===== Data records
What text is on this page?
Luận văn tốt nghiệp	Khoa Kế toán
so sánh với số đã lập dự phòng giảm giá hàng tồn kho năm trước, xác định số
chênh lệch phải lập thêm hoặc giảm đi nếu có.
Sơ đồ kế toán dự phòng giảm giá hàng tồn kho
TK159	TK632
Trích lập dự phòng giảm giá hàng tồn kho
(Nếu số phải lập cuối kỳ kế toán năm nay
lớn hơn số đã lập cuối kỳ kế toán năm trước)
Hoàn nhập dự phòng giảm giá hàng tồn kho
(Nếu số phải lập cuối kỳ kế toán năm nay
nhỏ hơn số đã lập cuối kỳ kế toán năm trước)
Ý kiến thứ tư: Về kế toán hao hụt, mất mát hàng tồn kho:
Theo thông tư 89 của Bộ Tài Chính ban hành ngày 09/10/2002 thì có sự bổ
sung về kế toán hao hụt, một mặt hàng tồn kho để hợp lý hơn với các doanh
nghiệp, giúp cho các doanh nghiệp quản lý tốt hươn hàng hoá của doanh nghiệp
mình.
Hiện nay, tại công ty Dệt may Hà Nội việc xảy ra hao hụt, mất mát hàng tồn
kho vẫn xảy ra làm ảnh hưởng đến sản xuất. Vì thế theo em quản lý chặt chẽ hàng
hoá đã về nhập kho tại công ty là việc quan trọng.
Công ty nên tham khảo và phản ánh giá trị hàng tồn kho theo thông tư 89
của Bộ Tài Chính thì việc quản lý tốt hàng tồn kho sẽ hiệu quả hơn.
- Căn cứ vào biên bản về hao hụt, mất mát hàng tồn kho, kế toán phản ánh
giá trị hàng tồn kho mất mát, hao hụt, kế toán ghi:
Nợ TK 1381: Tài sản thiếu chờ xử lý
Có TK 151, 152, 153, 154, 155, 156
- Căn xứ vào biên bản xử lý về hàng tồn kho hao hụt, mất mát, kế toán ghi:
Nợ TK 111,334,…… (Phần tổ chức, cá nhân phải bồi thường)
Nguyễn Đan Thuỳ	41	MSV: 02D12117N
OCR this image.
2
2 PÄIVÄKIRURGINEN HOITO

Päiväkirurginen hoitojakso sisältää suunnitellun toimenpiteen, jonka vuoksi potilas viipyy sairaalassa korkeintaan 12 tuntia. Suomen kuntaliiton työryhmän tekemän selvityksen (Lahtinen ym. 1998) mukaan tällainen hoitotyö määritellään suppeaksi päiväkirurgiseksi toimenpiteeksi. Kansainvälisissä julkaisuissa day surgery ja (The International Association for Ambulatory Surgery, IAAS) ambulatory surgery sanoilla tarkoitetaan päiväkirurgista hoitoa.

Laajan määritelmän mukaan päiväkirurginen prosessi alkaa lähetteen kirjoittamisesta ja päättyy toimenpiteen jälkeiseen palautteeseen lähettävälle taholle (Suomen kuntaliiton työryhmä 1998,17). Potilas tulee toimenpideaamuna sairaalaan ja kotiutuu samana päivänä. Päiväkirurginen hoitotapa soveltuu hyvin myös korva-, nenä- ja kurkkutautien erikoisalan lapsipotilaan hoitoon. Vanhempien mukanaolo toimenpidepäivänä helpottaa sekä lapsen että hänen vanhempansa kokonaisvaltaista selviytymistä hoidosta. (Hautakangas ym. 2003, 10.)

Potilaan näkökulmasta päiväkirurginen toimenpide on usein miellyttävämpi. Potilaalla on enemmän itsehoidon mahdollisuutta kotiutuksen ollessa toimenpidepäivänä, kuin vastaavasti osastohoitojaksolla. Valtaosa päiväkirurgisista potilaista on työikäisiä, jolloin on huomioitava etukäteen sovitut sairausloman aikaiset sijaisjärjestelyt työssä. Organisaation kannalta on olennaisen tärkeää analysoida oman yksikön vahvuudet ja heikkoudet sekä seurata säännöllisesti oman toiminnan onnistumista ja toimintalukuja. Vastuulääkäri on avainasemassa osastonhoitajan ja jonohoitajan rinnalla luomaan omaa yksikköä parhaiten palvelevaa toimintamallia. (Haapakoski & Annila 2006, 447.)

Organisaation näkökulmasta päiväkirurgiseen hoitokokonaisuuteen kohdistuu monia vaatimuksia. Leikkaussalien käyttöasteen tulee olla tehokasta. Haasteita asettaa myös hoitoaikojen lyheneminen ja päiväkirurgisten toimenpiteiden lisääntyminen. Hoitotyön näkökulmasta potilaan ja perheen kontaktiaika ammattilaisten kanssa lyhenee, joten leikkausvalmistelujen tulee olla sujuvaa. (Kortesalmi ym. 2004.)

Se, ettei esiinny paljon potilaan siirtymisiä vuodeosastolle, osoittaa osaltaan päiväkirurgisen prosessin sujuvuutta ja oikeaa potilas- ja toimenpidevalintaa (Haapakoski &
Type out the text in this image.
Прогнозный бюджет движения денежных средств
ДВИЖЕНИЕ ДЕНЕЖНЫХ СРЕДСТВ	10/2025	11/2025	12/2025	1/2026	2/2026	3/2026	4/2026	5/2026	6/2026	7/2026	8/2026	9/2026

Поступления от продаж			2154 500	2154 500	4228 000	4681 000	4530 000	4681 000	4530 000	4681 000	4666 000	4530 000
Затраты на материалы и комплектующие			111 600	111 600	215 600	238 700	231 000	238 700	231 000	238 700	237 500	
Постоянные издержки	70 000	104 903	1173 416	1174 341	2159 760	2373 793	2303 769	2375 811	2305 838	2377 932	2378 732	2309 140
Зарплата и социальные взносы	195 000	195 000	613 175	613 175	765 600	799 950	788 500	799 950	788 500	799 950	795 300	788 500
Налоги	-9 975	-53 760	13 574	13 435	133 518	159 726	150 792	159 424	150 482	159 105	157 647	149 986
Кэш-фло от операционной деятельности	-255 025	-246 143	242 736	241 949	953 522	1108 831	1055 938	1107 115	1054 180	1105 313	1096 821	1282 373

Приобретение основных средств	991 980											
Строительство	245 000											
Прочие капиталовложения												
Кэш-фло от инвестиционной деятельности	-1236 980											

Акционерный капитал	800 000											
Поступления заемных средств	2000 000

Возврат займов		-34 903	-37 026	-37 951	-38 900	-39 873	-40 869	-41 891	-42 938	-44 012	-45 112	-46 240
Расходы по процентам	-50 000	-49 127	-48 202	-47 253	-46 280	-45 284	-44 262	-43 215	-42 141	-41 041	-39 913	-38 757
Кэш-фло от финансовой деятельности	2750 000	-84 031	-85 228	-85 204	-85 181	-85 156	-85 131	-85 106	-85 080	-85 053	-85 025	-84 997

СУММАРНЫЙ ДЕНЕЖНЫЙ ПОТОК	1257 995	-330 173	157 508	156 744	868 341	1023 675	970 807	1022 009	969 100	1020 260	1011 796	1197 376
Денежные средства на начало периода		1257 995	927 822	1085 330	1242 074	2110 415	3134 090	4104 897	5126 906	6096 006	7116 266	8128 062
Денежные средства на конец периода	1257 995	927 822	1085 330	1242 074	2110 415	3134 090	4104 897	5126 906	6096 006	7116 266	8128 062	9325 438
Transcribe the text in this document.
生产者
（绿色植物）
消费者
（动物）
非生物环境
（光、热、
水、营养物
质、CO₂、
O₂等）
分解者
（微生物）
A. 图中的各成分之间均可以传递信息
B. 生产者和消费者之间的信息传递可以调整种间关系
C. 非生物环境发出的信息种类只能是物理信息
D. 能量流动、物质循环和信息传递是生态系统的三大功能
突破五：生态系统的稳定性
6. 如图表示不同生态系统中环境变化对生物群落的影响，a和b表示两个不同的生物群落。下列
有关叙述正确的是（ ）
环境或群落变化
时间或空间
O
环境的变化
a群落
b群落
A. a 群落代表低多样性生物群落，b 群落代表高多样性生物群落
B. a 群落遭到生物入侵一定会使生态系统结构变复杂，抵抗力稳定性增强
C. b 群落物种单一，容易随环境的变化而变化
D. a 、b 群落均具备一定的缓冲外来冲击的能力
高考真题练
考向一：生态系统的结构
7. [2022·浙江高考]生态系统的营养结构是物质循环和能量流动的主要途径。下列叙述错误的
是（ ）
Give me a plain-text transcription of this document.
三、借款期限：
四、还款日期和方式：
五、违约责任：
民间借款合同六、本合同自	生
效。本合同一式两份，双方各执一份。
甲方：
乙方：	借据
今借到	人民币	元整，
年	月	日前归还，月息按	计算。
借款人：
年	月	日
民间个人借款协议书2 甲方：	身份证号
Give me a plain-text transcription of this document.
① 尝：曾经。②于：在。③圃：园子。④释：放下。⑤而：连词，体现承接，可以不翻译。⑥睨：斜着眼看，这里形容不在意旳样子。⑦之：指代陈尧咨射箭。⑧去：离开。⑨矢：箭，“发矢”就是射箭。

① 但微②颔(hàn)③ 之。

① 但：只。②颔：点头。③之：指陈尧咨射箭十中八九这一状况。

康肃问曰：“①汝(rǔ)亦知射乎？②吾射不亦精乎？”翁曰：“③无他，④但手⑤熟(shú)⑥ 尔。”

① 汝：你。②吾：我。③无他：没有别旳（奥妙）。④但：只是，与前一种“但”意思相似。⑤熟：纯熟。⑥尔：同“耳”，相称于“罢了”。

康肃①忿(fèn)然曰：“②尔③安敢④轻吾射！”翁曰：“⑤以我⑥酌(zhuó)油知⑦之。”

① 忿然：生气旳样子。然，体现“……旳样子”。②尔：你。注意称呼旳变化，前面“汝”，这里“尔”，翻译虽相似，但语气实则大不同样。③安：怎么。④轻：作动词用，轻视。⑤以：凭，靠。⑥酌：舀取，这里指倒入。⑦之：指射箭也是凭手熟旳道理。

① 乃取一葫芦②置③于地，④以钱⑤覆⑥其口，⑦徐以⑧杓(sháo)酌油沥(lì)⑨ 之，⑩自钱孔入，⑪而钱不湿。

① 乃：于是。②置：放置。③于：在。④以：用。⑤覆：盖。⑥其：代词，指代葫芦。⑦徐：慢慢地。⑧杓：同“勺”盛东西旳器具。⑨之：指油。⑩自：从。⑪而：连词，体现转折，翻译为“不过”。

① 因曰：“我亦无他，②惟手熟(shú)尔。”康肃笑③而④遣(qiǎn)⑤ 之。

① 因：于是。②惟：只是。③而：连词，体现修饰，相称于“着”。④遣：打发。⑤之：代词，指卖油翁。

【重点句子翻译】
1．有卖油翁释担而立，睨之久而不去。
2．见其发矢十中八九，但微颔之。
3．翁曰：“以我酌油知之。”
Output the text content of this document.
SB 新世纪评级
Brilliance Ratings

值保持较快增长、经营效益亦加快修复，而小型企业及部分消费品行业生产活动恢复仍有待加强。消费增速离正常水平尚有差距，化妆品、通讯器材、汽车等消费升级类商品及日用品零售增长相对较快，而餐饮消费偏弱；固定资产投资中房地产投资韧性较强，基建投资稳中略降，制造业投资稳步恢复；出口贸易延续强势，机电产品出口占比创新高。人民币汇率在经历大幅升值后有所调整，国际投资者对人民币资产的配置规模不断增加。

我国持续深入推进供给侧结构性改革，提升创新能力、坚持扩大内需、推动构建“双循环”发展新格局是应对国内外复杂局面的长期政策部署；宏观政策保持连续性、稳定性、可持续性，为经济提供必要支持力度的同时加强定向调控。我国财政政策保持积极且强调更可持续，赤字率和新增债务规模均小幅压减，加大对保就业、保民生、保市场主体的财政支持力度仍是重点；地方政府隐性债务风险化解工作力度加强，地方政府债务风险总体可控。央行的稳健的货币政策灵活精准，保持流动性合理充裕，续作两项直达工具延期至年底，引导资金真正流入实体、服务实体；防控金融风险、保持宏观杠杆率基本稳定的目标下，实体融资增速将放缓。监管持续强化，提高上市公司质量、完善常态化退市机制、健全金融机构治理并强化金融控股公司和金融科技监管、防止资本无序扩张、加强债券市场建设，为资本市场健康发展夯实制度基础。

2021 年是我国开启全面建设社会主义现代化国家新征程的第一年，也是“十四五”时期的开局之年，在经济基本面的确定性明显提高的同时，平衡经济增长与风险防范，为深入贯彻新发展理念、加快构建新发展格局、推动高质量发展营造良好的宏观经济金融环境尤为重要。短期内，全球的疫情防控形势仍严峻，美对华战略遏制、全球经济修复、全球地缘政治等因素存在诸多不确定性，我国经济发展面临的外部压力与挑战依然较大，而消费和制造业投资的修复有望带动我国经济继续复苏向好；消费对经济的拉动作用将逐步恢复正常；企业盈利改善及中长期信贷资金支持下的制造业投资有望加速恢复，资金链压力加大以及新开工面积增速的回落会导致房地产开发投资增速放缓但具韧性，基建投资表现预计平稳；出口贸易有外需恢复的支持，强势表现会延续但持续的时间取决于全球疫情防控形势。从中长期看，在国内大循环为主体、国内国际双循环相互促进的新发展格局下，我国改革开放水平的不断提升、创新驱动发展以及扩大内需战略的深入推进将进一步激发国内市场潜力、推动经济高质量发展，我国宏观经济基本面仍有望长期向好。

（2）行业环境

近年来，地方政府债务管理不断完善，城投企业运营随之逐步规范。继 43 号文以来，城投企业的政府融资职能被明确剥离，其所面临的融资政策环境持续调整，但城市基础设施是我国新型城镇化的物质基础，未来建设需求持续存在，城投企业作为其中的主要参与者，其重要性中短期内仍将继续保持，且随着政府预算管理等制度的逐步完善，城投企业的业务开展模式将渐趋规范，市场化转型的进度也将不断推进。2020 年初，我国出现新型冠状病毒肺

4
==========
Problem: Each line from the one containing "Output the text content of this document." to the final line of the entries above must be returned exactly, and no other line may appear.

Result for this task:
Output the text content of this document.
SB 新世纪评级
Brilliance Ratings

值保持较快增长、经营效益亦加快修复，而小型企业及部分消费品行业生产活动恢复仍有待加强。消费增速离正常水平尚有差距，化妆品、通讯器材、汽车等消费升级类商品及日用品零售增长相对较快，而餐饮消费偏弱；固定资产投资中房地产投资韧性较强，基建投资稳中略降，制造业投资稳步恢复；出口贸易延续强势，机电产品出口占比创新高。人民币汇率在经历大幅升值后有所调整，国际投资者对人民币资产的配置规模不断增加。

我国持续深入推进供给侧结构性改革，提升创新能力、坚持扩大内需、推动构建“双循环”发展新格局是应对国内外复杂局面的长期政策部署；宏观政策保持连续性、稳定性、可持续性，为经济提供必要支持力度的同时加强定向调控。我国财政政策保持积极且强调更可持续，赤字率和新增债务规模均小幅压减，加大对保就业、保民生、保市场主体的财政支持力度仍是重点；地方政府隐性债务风险化解工作力度加强，地方政府债务风险总体可控。央行的稳健的货币政策灵活精准，保持流动性合理充裕，续作两项直达工具延期至年底，引导资金真正流入实体、服务实体；防控金融风险、保持宏观杠杆率基本稳定的目标下，实体融资增速将放缓。监管持续强化，提高上市公司质量、完善常态化退市机制、健全金融机构治理并强化金融控股公司和金融科技监管、防止资本无序扩张、加强债券市场建设，为资本市场健康发展夯实制度基础。

2021 年是我国开启全面建设社会主义现代化国家新征程的第一年，也是“十四五”时期的开局之年，在经济基本面的确定性明显提高的同时，平衡经济增长与风险防范，为深入贯彻新发展理念、加快构建新发展格局、推动高质量发展营造良好的宏观经济金融环境尤为重要。短期内，全球的疫情防控形势仍严峻，美对华战略遏制、全球经济修复、全球地缘政治等因素存在诸多不确定性，我国经济发展面临的外部压力与挑战依然较大，而消费和制造业投资的修复有望带动我国经济继续复苏向好；消费对经济的拉动作用将逐步恢复正常；企业盈利改善及中长期信贷资金支持下的制造业投资有望加速恢复，资金链压力加大以及新开工面积增速的回落会导致房地产开发投资增速放缓但具韧性，基建投资表现预计平稳；出口贸易有外需恢复的支持，强势表现会延续但持续的时间取决于全球疫情防控形势。从中长期看，在国内大循环为主体、国内国际双循环相互促进的新发展格局下，我国改革开放水平的不断提升、创新驱动发展以及扩大内需战略的深入推进将进一步激发国内市场潜力、推动经济高质量发展，我国宏观经济基本面仍有望长期向好。

（2）行业环境

近年来，地方政府债务管理不断完善，城投企业运营随之逐步规范。继 43 号文以来，城投企业的政府融资职能被明确剥离，其所面临的融资政策环境持续调整，但城市基础设施是我国新型城镇化的物质基础，未来建设需求持续存在，城投企业作为其中的主要参与者，其重要性中短期内仍将继续保持，且随着政府预算管理等制度的逐步完善，城投企业的业务开展模式将渐趋规范，市场化转型的进度也将不断推进。2020 年初，我国出现新型冠状病毒肺

4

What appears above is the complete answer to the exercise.